===== DATA EXTRACT =====

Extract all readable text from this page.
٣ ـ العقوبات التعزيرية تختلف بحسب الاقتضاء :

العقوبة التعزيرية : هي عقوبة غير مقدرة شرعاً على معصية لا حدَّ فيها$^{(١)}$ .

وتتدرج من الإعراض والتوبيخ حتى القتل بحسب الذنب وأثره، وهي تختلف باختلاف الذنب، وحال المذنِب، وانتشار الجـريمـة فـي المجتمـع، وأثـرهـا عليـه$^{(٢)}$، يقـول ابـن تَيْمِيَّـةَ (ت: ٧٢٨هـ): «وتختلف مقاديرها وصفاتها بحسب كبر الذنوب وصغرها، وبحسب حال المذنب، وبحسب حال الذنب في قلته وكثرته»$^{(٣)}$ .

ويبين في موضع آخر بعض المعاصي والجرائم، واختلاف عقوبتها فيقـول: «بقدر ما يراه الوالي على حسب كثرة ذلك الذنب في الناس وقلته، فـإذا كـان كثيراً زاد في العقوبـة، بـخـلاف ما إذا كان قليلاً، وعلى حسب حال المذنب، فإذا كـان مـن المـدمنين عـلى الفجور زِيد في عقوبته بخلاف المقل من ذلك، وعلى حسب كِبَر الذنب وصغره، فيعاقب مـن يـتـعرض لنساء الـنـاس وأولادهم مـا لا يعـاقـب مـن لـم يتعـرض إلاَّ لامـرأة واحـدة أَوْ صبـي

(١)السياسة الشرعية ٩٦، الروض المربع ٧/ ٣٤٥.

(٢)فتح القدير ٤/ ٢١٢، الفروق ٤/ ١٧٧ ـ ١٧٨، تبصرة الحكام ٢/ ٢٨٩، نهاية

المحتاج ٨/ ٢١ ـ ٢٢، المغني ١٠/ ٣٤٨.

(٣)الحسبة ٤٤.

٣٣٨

=====

-- WORK TO DO --
Your answer should be a single number: how many lines in the data above include "الذنب"?

-- FULL RESPONSE --
2